• [YOUR INSTRUCTIONS]: Check each line of the material below for "content", then copy the ones that contain it.

(Records from a data collection)
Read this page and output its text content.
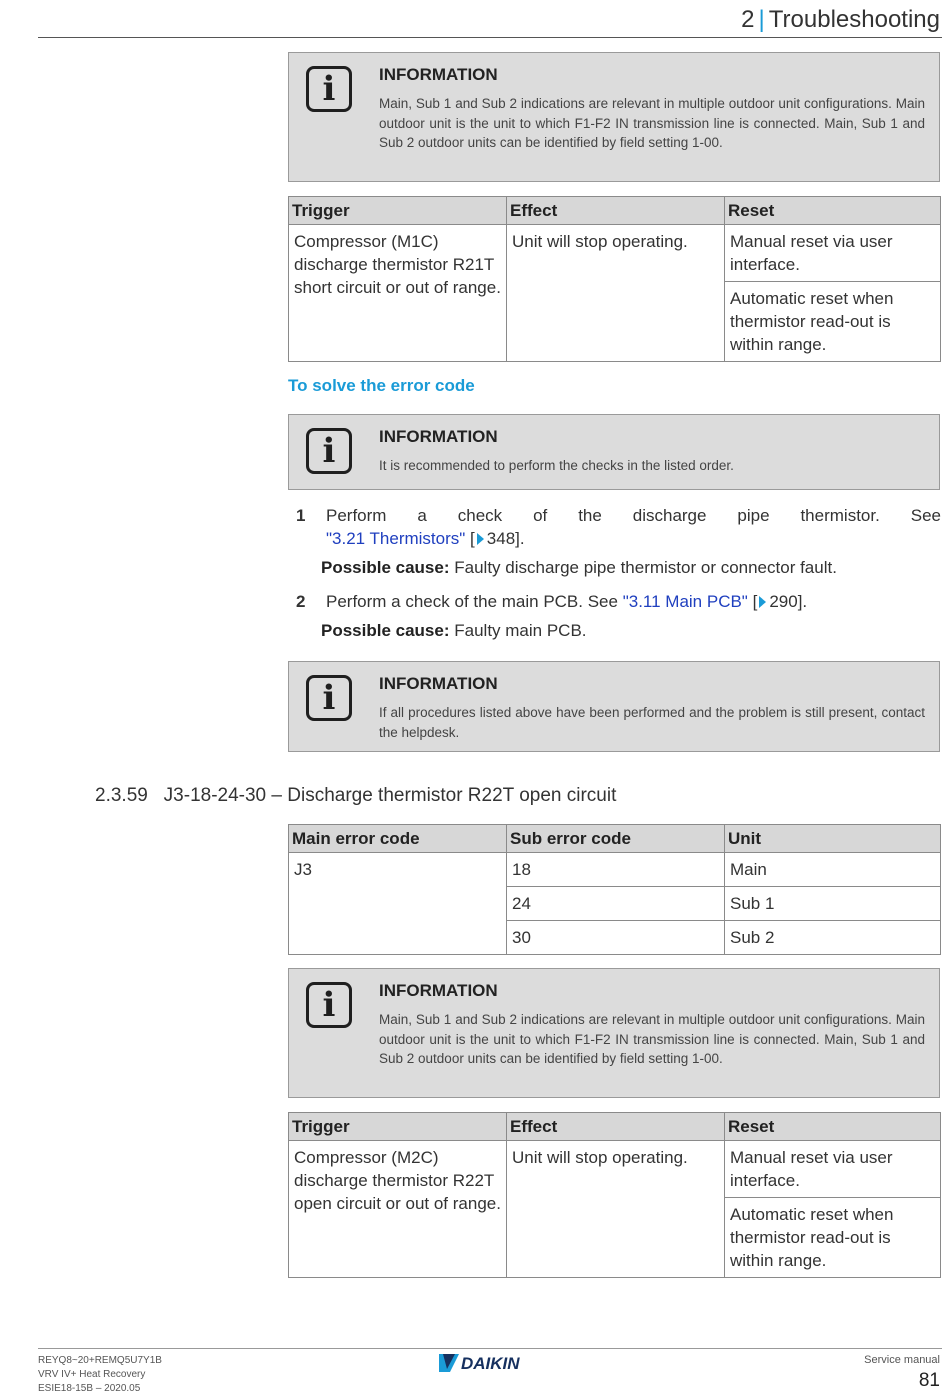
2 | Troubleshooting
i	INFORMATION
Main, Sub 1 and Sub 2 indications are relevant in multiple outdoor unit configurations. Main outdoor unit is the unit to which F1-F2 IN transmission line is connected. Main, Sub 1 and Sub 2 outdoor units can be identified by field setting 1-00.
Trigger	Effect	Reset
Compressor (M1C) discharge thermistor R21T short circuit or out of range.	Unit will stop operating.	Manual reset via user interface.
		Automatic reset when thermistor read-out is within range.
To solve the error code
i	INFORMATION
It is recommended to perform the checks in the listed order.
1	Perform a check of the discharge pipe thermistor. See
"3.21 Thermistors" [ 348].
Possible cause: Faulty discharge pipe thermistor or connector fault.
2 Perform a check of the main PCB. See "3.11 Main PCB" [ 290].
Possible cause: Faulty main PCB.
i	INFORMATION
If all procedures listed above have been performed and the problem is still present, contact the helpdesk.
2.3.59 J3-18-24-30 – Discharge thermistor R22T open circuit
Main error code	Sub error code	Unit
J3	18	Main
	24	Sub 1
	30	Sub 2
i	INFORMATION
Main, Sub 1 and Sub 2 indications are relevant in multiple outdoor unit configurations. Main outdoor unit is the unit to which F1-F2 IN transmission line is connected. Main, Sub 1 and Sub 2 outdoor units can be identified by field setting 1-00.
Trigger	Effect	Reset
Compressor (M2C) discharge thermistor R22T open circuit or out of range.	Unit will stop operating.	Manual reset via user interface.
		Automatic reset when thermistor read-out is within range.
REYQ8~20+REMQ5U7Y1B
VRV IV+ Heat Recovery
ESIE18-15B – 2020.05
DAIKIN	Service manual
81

...

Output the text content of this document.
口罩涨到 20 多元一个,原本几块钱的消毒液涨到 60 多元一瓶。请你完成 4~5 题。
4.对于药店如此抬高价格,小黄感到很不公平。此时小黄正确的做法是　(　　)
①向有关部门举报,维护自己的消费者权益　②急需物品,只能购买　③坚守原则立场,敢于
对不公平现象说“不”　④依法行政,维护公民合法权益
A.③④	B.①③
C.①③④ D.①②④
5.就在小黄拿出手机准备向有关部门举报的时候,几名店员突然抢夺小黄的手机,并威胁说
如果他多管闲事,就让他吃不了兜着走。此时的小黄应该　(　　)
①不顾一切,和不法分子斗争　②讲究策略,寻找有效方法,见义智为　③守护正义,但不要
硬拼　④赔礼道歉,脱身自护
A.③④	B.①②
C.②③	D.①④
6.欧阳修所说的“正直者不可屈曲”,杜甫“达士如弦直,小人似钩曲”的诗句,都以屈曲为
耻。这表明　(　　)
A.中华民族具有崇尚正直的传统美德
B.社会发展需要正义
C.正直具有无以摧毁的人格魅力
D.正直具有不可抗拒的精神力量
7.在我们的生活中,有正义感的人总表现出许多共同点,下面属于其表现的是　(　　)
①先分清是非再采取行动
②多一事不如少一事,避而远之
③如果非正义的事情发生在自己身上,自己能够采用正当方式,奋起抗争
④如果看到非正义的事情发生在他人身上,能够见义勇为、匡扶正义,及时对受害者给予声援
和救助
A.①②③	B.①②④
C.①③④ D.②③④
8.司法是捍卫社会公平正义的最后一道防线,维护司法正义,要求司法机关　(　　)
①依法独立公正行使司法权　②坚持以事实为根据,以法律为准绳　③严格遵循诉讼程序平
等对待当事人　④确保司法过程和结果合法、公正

• [THE REPLY]:
Read this page and output its text content.
Output the text content of this document.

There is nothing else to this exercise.